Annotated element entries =
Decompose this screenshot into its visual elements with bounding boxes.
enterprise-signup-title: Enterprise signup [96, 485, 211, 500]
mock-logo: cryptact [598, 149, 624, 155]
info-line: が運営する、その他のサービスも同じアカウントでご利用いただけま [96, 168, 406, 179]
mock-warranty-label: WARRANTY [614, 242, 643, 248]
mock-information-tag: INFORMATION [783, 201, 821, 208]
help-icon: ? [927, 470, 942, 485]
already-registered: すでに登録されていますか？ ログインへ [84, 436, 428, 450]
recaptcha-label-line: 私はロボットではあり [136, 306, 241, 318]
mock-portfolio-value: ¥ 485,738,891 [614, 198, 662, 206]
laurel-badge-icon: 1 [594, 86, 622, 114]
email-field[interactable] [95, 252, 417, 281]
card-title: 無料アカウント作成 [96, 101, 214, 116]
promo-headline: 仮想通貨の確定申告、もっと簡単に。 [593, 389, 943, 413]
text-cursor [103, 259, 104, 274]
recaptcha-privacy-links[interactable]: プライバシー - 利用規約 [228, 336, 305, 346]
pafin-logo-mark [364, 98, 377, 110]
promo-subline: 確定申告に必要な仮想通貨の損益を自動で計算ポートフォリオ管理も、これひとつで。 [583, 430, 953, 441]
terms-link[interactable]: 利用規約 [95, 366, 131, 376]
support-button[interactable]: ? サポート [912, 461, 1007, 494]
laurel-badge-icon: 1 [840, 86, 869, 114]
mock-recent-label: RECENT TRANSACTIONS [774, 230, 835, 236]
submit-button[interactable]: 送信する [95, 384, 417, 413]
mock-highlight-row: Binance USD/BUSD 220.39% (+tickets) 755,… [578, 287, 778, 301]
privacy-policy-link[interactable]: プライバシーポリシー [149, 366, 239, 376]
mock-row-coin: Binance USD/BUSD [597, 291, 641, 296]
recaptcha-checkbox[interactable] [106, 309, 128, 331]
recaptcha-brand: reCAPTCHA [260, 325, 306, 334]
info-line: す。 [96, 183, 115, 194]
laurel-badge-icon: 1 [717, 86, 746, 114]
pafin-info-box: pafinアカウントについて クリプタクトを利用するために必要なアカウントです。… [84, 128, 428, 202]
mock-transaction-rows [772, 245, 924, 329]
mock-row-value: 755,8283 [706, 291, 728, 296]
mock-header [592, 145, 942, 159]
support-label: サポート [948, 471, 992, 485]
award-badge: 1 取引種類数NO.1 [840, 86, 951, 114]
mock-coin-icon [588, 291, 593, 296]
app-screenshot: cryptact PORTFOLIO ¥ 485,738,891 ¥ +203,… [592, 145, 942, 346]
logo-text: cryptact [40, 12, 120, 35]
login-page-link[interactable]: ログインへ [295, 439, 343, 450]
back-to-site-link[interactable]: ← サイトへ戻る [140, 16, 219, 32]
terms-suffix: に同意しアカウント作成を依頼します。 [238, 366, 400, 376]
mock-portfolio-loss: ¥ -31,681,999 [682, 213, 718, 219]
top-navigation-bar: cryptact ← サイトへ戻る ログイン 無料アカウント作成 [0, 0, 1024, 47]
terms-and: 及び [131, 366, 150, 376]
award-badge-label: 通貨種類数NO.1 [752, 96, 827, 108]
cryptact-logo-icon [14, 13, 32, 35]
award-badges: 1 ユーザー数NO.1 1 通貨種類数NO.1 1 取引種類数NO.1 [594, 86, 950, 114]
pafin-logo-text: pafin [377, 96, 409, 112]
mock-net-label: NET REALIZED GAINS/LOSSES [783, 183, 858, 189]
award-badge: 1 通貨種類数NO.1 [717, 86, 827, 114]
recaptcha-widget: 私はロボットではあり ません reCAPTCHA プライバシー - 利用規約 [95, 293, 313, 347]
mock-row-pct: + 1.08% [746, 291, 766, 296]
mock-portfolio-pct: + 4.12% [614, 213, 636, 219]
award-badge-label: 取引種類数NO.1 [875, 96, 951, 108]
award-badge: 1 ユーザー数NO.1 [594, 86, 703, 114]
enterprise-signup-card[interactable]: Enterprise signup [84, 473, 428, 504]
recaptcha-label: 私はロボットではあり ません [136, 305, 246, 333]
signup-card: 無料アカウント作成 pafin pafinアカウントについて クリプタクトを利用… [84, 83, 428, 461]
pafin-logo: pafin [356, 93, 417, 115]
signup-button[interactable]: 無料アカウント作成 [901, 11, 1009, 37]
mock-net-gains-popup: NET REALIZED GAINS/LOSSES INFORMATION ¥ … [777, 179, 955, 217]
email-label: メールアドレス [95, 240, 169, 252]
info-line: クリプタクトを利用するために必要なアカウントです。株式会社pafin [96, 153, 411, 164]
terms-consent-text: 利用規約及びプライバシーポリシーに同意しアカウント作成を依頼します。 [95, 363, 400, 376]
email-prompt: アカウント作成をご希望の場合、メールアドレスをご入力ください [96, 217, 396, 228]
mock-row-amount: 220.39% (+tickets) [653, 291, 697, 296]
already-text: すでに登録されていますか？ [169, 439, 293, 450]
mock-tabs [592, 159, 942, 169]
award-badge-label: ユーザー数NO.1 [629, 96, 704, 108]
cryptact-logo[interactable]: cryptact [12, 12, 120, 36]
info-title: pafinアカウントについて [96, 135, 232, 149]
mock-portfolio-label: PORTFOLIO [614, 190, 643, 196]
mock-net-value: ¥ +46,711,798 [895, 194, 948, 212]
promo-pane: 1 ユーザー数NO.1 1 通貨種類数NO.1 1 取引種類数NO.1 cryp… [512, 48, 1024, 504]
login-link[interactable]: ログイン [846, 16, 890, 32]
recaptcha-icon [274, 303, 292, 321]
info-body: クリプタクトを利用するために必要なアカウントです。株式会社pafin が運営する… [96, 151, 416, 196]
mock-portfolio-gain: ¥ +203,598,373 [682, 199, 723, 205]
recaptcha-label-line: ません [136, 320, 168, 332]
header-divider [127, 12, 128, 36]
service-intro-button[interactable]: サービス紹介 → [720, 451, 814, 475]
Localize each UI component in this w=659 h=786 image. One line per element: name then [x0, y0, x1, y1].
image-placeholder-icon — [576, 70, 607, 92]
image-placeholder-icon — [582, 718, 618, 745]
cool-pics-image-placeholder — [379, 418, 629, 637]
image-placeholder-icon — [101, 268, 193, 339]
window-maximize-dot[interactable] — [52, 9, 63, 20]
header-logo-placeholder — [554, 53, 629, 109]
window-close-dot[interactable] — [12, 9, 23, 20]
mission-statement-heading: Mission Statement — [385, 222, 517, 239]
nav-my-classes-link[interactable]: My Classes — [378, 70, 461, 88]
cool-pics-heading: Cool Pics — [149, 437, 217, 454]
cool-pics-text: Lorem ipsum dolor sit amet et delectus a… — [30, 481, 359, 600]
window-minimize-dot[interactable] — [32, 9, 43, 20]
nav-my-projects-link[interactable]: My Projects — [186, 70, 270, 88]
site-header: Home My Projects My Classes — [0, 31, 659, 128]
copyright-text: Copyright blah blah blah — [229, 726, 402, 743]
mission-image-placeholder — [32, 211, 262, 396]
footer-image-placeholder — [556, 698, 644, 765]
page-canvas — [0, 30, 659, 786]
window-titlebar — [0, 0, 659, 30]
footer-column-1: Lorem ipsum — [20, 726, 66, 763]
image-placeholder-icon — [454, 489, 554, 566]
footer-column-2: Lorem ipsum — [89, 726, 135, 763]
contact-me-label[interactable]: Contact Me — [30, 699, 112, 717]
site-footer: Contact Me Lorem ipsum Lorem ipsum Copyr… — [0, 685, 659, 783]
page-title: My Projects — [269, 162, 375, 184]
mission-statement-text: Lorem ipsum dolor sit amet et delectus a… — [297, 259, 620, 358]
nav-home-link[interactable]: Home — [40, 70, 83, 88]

WHAT TO PRODUCE = Retype every line of the records above without changing anything, keeping the original order.

TASK SOLUTION =
Decompose this screenshot into its visual elements with bounding boxes.
enterprise-signup-title: Enterprise signup [96, 485, 211, 500]
mock-logo: cryptact [598, 149, 624, 155]
info-line: が運営する、その他のサービスも同じアカウントでご利用いただけま [96, 168, 406, 179]
mock-warranty-label: WARRANTY [614, 242, 643, 248]
mock-information-tag: INFORMATION [783, 201, 821, 208]
help-icon: ? [927, 470, 942, 485]
already-registered: すでに登録されていますか？ ログインへ [84, 436, 428, 450]
recaptcha-label-line: 私はロボットではあり [136, 306, 241, 318]
mock-portfolio-value: ¥ 485,738,891 [614, 198, 662, 206]
laurel-badge-icon: 1 [594, 86, 622, 114]
email-field[interactable] [95, 252, 417, 281]
card-title: 無料アカウント作成 [96, 101, 214, 116]
promo-headline: 仮想通貨の確定申告、もっと簡単に。 [593, 389, 943, 413]
text-cursor [103, 259, 104, 274]
recaptcha-privacy-links[interactable]: プライバシー - 利用規約 [228, 336, 305, 346]
pafin-logo-mark [364, 98, 377, 110]
promo-subline: 確定申告に必要な仮想通貨の損益を自動で計算ポートフォリオ管理も、これひとつで。 [583, 430, 953, 441]
terms-link[interactable]: 利用規約 [95, 366, 131, 376]
support-button[interactable]: ? サポート [912, 461, 1007, 494]
laurel-badge-icon: 1 [840, 86, 869, 114]
mock-recent-label: RECENT TRANSACTIONS [774, 230, 835, 236]
submit-button[interactable]: 送信する [95, 384, 417, 413]
mock-highlight-row: Binance USD/BUSD 220.39% (+tickets) 755,… [578, 287, 778, 301]
privacy-policy-link[interactable]: プライバシーポリシー [149, 366, 239, 376]
mock-row-coin: Binance USD/BUSD [597, 291, 641, 296]
recaptcha-checkbox[interactable] [106, 309, 128, 331]
recaptcha-brand: reCAPTCHA [260, 325, 306, 334]
info-line: す。 [96, 183, 115, 194]
laurel-badge-icon: 1 [717, 86, 746, 114]
pafin-info-box: pafinアカウントについて クリプタクトを利用するために必要なアカウントです。… [84, 128, 428, 202]
mock-transaction-rows [772, 245, 924, 329]
mock-row-value: 755,8283 [706, 291, 728, 296]
mock-header [592, 145, 942, 159]
support-label: サポート [948, 471, 992, 485]
award-badge: 1 取引種類数NO.1 [840, 86, 951, 114]
mock-coin-icon [588, 291, 593, 296]
app-screenshot: cryptact PORTFOLIO ¥ 485,738,891 ¥ +203,… [592, 145, 942, 346]
logo-text: cryptact [40, 12, 120, 35]
login-page-link[interactable]: ログインへ [295, 439, 343, 450]
back-to-site-link[interactable]: ← サイトへ戻る [140, 16, 219, 32]
terms-suffix: に同意しアカウント作成を依頼します。 [238, 366, 400, 376]
mock-portfolio-loss: ¥ -31,681,999 [682, 213, 718, 219]
top-navigation-bar: cryptact ← サイトへ戻る ログイン 無料アカウント作成 [0, 0, 1024, 47]
terms-and: 及び [131, 366, 150, 376]
award-badge-label: 通貨種類数NO.1 [752, 96, 827, 108]
cryptact-logo-icon [14, 13, 32, 35]
award-badges: 1 ユーザー数NO.1 1 通貨種類数NO.1 1 取引種類数NO.1 [594, 86, 950, 114]
pafin-logo-text: pafin [377, 96, 409, 112]
mock-net-label: NET REALIZED GAINS/LOSSES [783, 183, 858, 189]
award-badge: 1 通貨種類数NO.1 [717, 86, 827, 114]
recaptcha-widget: 私はロボットではあり ません reCAPTCHA プライバシー - 利用規約 [95, 293, 313, 347]
mock-row-pct: + 1.08% [746, 291, 766, 296]
mock-portfolio-pct: + 4.12% [614, 213, 636, 219]
award-badge-label: 取引種類数NO.1 [875, 96, 951, 108]
award-badge: 1 ユーザー数NO.1 [594, 86, 703, 114]
enterprise-signup-card[interactable]: Enterprise signup [84, 473, 428, 504]
recaptcha-label: 私はロボットではあり ません [136, 305, 246, 333]
signup-card: 無料アカウント作成 pafin pafinアカウントについて クリプタクトを利用… [84, 83, 428, 461]
pafin-logo: pafin [356, 93, 417, 115]
signup-button[interactable]: 無料アカウント作成 [901, 11, 1009, 37]
mock-net-gains-popup: NET REALIZED GAINS/LOSSES INFORMATION ¥ … [777, 179, 955, 217]
email-label: メールアドレス [95, 240, 169, 252]
info-line: クリプタクトを利用するために必要なアカウントです。株式会社pafin [96, 153, 411, 164]
terms-consent-text: 利用規約及びプライバシーポリシーに同意しアカウント作成を依頼します。 [95, 363, 400, 376]
email-prompt: アカウント作成をご希望の場合、メールアドレスをご入力ください [96, 217, 396, 228]
mock-row-amount: 220.39% (+tickets) [653, 291, 697, 296]
already-text: すでに登録されていますか？ [169, 439, 293, 450]
mock-tabs [592, 159, 942, 169]
award-badge-label: ユーザー数NO.1 [629, 96, 704, 108]
cryptact-logo[interactable]: cryptact [12, 12, 120, 36]
info-title: pafinアカウントについて [96, 135, 232, 149]
mock-portfolio-label: PORTFOLIO [614, 190, 643, 196]
mock-net-value: ¥ +46,711,798 [895, 194, 948, 212]
promo-pane: 1 ユーザー数NO.1 1 通貨種類数NO.1 1 取引種類数NO.1 cryp… [512, 48, 1024, 504]
login-link[interactable]: ログイン [846, 16, 890, 32]
recaptcha-icon [274, 303, 292, 321]
info-body: クリプタクトを利用するために必要なアカウントです。株式会社pafin が運営する… [96, 151, 416, 196]
mock-portfolio-gain: ¥ +203,598,373 [682, 199, 723, 205]
recaptcha-label-line: ません [136, 320, 168, 332]
header-divider [127, 12, 128, 36]
service-intro-button[interactable]: サービス紹介 → [720, 451, 814, 475]
Localize each UI component in this w=659 h=786 image. One line per element: name then [x0, y0, x1, y1].
image-placeholder-icon — [576, 70, 607, 92]
image-placeholder-icon — [582, 718, 618, 745]
cool-pics-image-placeholder — [379, 418, 629, 637]
image-placeholder-icon — [101, 268, 193, 339]
window-maximize-dot[interactable] — [52, 9, 63, 20]
header-logo-placeholder — [554, 53, 629, 109]
window-close-dot[interactable] — [12, 9, 23, 20]
mission-statement-heading: Mission Statement — [385, 222, 517, 239]
nav-my-classes-link[interactable]: My Classes — [378, 70, 461, 88]
cool-pics-heading: Cool Pics — [149, 437, 217, 454]
cool-pics-text: Lorem ipsum dolor sit amet et delectus a… — [30, 481, 359, 600]
window-minimize-dot[interactable] — [32, 9, 43, 20]
nav-my-projects-link[interactable]: My Projects — [186, 70, 270, 88]
site-header: Home My Projects My Classes — [0, 31, 659, 128]
copyright-text: Copyright blah blah blah — [229, 726, 402, 743]
mission-image-placeholder — [32, 211, 262, 396]
footer-image-placeholder — [556, 698, 644, 765]
page-canvas — [0, 30, 659, 786]
window-titlebar — [0, 0, 659, 30]
footer-column-1: Lorem ipsum — [20, 726, 66, 763]
image-placeholder-icon — [454, 489, 554, 566]
footer-column-2: Lorem ipsum — [89, 726, 135, 763]
contact-me-label[interactable]: Contact Me — [30, 699, 112, 717]
site-footer: Contact Me Lorem ipsum Lorem ipsum Copyr… — [0, 685, 659, 783]
page-title: My Projects — [269, 162, 375, 184]
mission-statement-text: Lorem ipsum dolor sit amet et delectus a… — [297, 259, 620, 358]
nav-home-link[interactable]: Home — [40, 70, 83, 88]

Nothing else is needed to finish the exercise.